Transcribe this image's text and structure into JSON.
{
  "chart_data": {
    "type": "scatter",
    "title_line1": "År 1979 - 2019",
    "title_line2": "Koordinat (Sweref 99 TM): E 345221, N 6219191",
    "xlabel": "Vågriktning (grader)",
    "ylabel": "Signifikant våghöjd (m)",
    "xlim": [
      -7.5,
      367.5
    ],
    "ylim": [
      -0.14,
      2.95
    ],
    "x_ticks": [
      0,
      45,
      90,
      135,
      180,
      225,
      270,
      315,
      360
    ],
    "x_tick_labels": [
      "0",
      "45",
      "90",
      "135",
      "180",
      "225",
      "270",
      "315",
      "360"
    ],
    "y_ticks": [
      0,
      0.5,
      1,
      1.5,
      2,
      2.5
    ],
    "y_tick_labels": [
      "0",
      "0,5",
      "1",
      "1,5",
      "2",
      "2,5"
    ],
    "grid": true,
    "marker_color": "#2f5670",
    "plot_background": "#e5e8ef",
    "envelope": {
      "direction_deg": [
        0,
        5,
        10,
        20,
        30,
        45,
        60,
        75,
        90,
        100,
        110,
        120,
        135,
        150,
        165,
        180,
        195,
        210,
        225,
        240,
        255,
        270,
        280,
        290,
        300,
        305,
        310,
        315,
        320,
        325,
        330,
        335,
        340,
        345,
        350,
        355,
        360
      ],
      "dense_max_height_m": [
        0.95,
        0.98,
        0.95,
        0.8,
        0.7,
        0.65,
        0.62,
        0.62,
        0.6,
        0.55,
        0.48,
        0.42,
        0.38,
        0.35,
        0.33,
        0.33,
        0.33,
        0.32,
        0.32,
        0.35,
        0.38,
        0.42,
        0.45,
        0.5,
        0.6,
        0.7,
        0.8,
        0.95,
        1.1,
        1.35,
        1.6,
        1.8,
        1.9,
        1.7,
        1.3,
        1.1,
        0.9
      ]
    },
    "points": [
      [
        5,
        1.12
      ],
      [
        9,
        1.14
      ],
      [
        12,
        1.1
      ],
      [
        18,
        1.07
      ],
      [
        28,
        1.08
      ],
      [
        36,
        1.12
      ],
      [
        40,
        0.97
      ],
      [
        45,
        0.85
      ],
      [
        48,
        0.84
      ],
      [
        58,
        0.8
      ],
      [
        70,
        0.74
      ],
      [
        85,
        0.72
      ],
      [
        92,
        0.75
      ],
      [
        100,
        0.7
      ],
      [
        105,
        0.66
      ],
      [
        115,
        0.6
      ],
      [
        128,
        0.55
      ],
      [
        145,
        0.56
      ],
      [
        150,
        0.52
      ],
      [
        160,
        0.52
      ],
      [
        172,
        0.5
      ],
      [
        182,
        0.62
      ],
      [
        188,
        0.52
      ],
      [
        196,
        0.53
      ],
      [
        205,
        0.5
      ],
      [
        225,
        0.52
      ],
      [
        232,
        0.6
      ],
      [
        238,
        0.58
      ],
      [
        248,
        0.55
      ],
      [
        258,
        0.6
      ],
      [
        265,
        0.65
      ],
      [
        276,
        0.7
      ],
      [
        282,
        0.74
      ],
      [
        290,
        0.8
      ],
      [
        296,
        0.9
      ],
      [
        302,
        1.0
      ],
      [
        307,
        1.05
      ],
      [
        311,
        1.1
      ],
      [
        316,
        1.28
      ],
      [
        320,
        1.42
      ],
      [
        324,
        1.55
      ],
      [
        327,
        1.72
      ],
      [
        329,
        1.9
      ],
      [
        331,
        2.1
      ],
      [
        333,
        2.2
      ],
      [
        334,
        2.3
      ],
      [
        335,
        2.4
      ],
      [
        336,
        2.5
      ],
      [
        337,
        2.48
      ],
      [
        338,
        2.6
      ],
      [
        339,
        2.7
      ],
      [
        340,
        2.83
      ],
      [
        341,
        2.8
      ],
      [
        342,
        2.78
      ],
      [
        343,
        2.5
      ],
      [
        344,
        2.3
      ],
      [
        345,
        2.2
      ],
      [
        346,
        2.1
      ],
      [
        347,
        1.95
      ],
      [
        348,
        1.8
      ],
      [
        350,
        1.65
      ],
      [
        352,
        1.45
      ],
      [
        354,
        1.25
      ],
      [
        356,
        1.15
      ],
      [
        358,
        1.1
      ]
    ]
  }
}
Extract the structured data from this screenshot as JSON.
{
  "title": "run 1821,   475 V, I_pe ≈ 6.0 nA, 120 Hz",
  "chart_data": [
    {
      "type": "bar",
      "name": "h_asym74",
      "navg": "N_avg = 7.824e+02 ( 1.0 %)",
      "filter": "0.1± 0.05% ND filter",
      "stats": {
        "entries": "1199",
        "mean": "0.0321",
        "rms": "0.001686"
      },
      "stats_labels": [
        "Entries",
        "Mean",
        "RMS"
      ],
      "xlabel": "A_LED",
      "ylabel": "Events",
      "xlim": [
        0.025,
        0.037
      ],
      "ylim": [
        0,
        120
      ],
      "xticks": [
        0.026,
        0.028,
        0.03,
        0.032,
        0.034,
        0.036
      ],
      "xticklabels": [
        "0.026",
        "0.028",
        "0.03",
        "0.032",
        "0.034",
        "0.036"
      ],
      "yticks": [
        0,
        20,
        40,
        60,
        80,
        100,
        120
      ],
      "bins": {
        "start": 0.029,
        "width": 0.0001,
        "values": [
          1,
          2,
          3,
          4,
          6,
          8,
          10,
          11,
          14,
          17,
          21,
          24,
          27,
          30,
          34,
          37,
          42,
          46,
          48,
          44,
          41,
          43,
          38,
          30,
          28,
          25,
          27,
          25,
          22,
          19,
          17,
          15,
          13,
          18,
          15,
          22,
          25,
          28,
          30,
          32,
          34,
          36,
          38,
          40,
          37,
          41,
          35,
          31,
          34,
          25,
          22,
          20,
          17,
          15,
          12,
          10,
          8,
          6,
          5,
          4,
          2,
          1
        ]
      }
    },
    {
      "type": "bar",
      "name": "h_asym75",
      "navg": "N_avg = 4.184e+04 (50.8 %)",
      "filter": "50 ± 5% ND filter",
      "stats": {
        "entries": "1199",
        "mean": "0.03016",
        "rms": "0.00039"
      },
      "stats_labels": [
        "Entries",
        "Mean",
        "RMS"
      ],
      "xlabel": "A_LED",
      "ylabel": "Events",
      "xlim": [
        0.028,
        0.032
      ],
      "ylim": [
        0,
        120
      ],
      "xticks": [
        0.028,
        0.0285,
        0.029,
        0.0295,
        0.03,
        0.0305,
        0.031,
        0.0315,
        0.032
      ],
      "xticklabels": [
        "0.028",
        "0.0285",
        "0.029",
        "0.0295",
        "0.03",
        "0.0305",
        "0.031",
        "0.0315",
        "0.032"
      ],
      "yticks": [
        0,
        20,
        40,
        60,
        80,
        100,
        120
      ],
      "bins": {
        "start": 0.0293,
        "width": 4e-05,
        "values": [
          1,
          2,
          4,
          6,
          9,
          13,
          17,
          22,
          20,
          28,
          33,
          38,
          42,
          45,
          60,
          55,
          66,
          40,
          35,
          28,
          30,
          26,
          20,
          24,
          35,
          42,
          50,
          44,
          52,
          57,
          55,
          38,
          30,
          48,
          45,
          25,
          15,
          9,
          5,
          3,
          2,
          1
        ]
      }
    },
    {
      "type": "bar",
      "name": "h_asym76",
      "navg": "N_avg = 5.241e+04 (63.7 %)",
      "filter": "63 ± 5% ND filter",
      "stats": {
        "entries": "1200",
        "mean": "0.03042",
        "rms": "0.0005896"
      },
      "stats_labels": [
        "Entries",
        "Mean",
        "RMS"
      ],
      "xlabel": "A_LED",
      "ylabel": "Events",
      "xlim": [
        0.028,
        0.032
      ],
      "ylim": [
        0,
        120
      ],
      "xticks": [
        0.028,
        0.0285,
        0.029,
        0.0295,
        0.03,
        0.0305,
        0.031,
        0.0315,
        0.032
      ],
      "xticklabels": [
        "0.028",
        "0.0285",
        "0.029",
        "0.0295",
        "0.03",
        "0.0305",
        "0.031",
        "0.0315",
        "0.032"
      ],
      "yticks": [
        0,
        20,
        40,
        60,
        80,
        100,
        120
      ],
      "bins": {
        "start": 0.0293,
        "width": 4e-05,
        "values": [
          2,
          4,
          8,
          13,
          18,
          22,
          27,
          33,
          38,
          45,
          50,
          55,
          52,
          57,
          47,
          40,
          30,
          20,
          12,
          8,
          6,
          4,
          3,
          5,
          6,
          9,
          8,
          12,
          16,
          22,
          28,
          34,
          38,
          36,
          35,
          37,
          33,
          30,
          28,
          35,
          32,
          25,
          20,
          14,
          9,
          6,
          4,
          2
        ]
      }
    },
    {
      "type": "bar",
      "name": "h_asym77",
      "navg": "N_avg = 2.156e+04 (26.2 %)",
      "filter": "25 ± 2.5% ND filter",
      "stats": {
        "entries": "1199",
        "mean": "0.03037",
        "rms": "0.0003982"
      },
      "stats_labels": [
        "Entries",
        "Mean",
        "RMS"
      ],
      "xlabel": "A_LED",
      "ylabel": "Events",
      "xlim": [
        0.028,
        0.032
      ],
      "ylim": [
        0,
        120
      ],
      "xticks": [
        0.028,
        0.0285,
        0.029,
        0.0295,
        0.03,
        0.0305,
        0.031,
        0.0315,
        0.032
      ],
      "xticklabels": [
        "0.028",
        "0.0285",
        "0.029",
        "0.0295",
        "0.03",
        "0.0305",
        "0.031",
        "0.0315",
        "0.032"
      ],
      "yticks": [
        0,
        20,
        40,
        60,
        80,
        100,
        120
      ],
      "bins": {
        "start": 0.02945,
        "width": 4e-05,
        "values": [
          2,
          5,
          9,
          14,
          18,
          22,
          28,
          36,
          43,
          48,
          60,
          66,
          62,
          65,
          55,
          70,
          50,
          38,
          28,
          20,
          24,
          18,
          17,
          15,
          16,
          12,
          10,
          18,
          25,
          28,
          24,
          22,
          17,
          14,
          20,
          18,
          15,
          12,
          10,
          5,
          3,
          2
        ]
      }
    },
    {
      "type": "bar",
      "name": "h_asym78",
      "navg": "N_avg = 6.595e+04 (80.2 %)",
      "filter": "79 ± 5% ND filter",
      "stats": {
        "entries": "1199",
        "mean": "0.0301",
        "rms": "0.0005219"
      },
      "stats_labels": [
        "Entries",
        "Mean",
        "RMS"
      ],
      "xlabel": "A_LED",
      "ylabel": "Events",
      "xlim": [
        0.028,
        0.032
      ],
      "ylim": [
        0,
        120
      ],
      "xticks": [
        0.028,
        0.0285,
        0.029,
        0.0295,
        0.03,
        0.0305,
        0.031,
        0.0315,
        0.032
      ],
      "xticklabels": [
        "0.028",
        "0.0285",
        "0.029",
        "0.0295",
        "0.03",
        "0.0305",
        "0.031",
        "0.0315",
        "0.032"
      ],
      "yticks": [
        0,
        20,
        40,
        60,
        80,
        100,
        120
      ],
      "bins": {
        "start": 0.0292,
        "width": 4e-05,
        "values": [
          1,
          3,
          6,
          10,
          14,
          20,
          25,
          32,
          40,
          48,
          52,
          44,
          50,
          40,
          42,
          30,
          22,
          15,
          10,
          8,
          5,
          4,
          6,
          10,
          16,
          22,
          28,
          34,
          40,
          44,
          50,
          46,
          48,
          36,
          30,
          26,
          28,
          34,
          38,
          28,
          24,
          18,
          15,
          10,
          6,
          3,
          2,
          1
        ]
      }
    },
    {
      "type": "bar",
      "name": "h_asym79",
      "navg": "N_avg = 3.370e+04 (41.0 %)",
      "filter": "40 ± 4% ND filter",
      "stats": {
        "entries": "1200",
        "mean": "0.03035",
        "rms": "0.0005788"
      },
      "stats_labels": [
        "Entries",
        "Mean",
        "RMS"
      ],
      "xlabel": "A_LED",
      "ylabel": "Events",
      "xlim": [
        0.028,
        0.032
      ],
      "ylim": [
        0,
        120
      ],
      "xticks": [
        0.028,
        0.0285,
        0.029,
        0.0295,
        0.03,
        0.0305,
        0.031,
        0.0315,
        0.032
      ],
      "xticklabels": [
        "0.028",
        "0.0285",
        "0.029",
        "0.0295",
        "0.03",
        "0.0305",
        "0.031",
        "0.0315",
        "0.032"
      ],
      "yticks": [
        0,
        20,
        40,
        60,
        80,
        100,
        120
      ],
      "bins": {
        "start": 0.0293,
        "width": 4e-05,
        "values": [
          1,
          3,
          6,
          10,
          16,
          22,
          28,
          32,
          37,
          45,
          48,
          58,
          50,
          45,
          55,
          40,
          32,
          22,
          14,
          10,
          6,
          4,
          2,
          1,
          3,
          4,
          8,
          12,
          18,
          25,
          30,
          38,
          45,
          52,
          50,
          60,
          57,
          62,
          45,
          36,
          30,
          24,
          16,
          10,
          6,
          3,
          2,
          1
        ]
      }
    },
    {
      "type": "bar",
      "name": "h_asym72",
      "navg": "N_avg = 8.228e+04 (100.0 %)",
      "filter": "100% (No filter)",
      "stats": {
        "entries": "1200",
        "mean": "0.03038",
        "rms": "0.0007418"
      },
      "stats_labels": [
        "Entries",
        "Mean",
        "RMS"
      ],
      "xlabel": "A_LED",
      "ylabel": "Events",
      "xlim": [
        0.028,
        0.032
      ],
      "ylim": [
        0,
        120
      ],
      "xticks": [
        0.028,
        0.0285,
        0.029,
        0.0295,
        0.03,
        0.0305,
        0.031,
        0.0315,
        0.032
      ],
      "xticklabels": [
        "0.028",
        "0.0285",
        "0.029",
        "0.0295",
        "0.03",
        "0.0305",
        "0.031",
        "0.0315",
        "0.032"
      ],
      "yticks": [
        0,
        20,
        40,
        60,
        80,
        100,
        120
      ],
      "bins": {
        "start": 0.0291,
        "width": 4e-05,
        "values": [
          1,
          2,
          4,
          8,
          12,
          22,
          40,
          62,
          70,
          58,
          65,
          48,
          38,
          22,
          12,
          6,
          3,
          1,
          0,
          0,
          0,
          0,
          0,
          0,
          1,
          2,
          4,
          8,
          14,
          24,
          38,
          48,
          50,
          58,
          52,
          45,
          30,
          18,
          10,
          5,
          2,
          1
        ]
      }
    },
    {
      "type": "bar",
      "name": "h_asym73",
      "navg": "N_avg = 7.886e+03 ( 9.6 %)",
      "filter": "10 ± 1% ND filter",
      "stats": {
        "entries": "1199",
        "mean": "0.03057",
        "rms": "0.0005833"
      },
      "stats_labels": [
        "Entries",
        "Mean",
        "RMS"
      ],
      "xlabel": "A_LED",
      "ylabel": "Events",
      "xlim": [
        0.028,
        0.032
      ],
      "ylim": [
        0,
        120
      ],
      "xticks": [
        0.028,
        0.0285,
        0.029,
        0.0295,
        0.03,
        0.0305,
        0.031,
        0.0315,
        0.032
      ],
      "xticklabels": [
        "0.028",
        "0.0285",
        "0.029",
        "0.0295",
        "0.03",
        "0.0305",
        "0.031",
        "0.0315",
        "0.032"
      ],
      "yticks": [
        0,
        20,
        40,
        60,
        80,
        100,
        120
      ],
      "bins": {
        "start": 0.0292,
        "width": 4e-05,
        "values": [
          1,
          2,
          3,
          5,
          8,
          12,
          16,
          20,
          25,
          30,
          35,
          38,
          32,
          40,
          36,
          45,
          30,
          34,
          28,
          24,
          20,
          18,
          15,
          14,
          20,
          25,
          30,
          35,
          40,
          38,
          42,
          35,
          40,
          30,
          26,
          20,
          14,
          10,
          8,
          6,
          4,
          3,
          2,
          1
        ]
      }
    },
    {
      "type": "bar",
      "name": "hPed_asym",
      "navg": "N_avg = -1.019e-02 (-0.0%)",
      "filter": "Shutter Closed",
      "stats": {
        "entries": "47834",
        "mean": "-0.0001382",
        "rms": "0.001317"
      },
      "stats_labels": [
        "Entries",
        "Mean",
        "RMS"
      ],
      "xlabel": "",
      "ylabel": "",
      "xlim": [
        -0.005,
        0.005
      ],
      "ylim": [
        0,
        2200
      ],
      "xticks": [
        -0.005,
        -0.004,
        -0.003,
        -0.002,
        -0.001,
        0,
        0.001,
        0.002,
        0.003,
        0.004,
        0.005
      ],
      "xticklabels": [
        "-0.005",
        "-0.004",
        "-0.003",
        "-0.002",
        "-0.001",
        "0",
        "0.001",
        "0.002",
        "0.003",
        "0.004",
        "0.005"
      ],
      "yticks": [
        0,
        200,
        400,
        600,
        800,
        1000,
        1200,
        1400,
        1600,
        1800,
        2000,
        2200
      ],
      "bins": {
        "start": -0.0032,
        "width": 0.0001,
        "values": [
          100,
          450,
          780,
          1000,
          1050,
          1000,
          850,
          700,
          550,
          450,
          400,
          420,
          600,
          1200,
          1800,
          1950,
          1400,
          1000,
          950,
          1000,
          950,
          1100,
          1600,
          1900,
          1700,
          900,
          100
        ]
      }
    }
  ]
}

## Work to be completed
Of the lines in the data above, how many contain the word "navg"? Give only that figure.

## Reply
9